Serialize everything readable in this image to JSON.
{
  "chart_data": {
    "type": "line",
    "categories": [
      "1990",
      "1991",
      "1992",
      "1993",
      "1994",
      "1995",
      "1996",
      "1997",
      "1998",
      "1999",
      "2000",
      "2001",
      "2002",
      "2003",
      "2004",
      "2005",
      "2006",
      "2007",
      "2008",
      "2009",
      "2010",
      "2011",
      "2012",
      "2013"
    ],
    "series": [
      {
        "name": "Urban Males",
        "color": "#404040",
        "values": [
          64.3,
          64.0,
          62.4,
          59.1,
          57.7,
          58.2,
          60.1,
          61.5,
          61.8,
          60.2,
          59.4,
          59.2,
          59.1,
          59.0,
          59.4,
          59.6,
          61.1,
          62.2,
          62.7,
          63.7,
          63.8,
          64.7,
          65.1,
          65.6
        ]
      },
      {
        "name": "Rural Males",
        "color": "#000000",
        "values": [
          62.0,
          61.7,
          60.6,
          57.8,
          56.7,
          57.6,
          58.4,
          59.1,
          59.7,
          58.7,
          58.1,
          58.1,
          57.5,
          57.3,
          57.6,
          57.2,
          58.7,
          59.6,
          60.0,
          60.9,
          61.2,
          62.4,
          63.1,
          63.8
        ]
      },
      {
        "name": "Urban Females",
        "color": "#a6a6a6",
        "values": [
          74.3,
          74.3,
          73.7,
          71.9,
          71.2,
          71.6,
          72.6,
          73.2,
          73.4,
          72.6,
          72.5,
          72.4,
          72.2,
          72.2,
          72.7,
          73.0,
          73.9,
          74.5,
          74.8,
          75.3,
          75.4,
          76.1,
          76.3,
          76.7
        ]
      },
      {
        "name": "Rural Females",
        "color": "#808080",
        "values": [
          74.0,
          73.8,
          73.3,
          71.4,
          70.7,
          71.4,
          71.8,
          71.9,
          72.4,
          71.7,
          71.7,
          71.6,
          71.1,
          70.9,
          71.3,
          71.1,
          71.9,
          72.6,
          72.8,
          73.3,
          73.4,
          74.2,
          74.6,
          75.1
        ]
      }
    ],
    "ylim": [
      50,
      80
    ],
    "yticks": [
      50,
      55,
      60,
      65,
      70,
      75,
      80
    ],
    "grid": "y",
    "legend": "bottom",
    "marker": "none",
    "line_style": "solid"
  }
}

### SHORT EXERCISE:
Pull every line containing the word "name" out of the material.

### SOLUTION:
        "name": "Urban Males",
        "name": "Rural Males",
        "name": "Urban Females",
        "name": "Rural Females",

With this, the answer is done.